Directions: Pick out each line of the records in which the word "screenshot" appears.

Recorded data:
-- START --
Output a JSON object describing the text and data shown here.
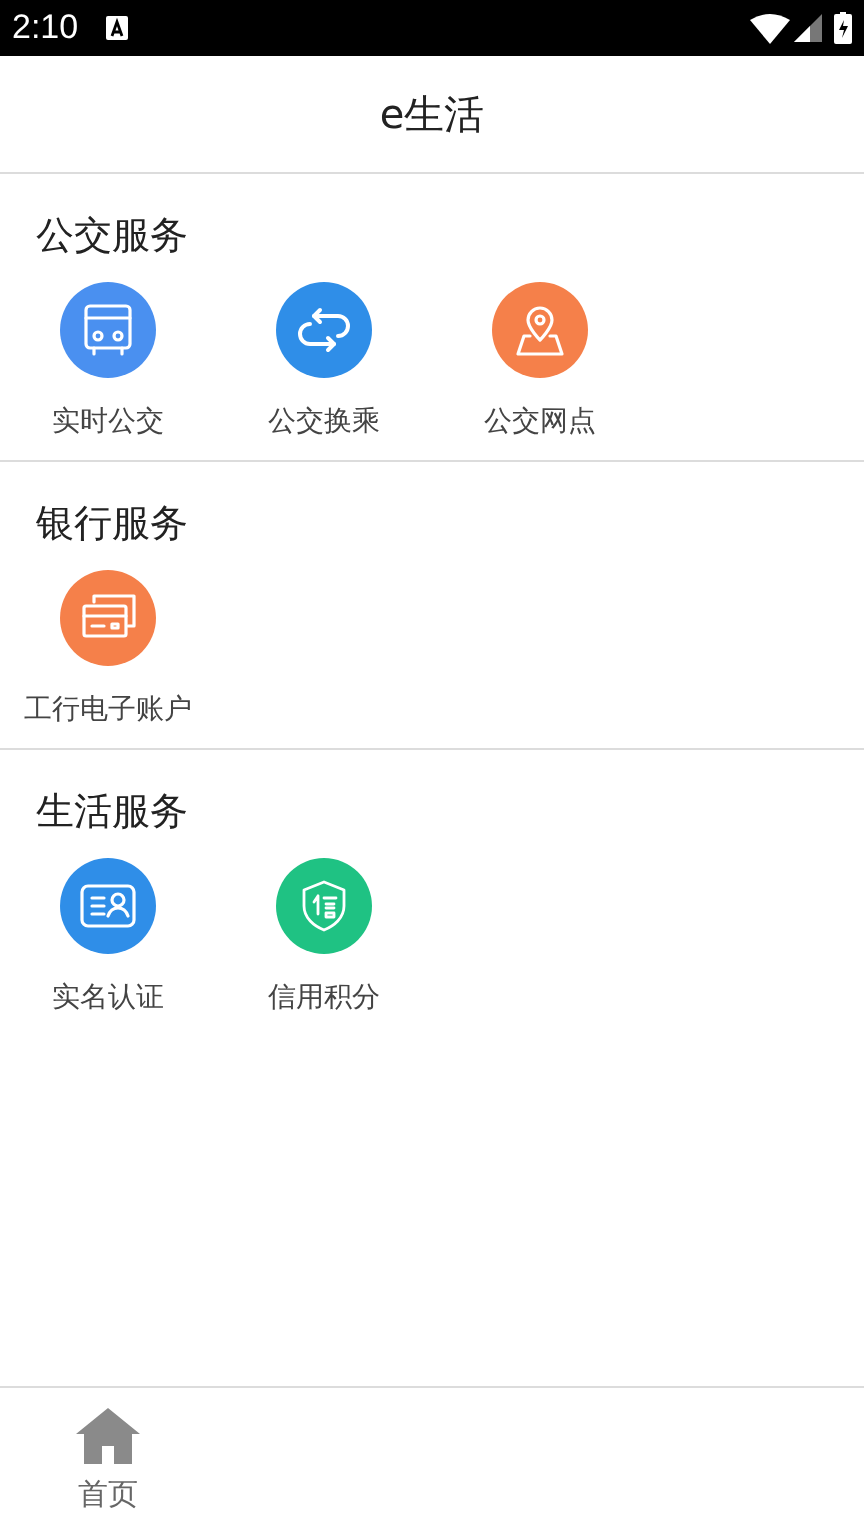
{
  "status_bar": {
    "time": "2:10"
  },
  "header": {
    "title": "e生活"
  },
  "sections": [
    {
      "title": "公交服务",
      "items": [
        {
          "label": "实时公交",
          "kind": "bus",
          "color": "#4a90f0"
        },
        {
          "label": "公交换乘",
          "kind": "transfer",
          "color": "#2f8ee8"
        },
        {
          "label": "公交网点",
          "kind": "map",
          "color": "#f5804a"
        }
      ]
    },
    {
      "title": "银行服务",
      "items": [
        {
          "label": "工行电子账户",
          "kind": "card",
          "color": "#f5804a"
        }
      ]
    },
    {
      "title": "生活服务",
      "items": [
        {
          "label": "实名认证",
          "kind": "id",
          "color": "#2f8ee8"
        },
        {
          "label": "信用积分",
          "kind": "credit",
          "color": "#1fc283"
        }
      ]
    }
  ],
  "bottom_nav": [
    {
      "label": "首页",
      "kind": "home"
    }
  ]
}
-- END --
-- START --
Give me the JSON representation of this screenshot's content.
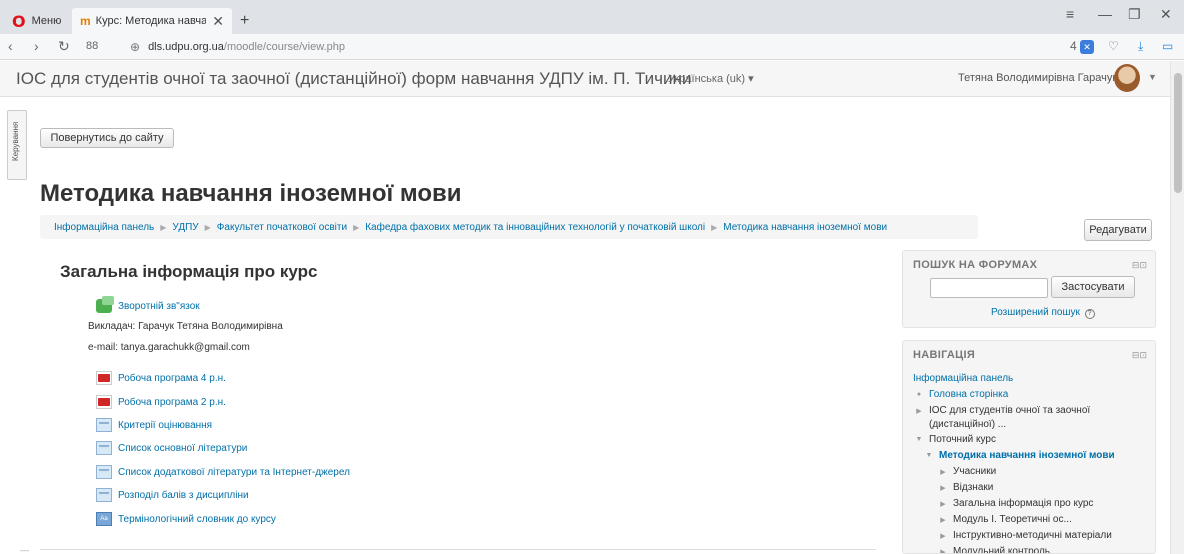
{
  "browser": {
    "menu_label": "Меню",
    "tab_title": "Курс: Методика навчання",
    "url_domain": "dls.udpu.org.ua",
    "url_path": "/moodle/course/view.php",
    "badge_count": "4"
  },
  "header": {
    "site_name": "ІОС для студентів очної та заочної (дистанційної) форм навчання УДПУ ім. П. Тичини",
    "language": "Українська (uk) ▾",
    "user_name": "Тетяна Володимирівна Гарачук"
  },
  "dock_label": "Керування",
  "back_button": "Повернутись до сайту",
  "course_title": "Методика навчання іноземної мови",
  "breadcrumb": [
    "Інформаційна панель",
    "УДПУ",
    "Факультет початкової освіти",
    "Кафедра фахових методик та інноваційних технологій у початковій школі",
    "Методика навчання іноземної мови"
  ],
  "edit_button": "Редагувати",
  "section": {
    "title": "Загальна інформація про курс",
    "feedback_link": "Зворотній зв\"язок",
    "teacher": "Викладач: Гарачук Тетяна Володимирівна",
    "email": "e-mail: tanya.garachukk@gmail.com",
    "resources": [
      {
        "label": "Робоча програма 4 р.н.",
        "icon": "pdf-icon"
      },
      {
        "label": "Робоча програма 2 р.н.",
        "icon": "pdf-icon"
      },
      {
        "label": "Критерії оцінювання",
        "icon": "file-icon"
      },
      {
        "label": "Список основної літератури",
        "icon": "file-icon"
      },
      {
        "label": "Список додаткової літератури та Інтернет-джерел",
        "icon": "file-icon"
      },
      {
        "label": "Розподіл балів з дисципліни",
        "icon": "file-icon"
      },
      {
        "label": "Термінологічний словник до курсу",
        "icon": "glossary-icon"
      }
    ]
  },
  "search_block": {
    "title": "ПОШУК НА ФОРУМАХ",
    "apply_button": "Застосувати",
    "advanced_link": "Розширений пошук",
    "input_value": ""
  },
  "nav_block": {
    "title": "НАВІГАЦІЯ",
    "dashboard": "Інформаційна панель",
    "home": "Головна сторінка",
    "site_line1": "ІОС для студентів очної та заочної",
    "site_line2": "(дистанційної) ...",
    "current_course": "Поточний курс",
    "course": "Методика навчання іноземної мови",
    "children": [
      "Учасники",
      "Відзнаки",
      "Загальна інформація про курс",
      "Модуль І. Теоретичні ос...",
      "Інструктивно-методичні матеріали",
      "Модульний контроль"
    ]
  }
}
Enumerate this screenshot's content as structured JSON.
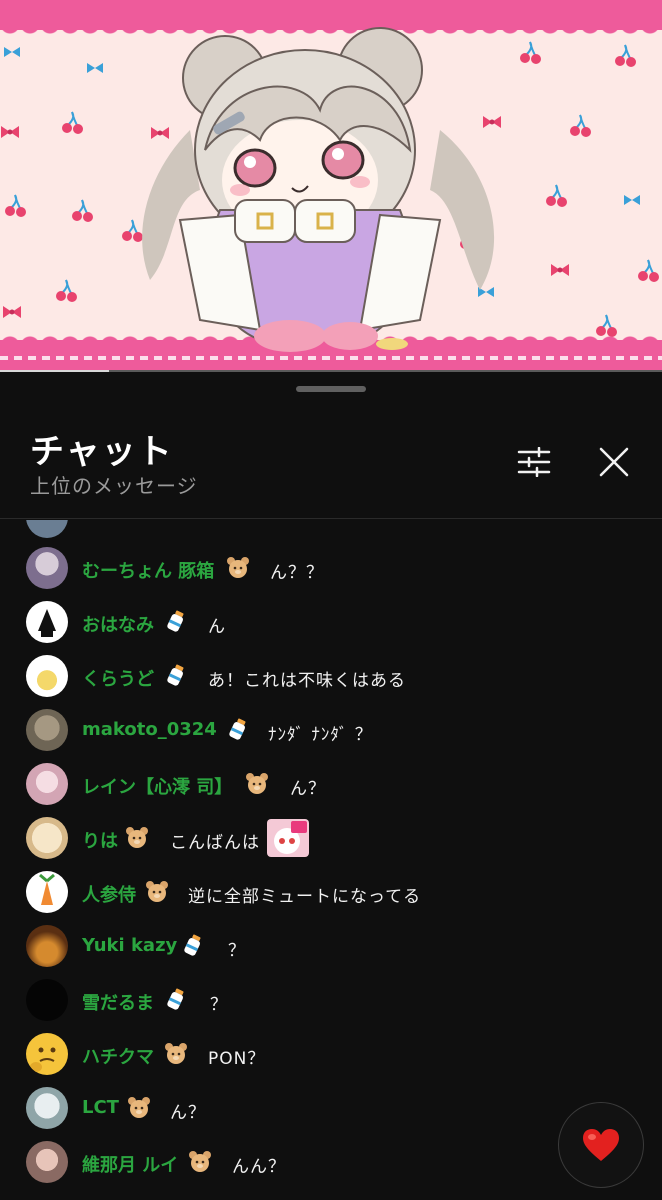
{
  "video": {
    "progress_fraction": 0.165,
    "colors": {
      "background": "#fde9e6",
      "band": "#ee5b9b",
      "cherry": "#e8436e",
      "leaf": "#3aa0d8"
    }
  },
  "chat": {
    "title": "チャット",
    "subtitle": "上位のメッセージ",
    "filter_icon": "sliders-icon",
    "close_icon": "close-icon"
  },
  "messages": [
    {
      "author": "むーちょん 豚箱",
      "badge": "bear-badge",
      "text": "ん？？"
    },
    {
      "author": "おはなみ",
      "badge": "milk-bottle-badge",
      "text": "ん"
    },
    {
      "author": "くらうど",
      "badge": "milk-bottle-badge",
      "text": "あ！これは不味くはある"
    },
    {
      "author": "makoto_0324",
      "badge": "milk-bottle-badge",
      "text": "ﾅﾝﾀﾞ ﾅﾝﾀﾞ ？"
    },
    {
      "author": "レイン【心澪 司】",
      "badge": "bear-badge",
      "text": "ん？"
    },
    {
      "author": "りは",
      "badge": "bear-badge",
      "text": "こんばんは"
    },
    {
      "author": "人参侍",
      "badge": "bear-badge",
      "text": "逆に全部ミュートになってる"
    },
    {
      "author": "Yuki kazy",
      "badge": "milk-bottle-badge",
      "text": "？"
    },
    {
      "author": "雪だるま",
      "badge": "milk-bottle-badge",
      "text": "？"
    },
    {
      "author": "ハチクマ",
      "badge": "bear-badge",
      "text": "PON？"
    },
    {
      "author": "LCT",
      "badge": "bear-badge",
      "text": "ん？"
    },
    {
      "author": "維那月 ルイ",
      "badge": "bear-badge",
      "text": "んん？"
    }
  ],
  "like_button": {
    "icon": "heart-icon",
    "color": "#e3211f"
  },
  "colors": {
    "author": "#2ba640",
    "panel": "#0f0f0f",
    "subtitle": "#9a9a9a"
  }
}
-- END --
Worked solution:
Give me the JSON representation of this screenshot's content.
Enumerate this screenshot's content as structured JSON.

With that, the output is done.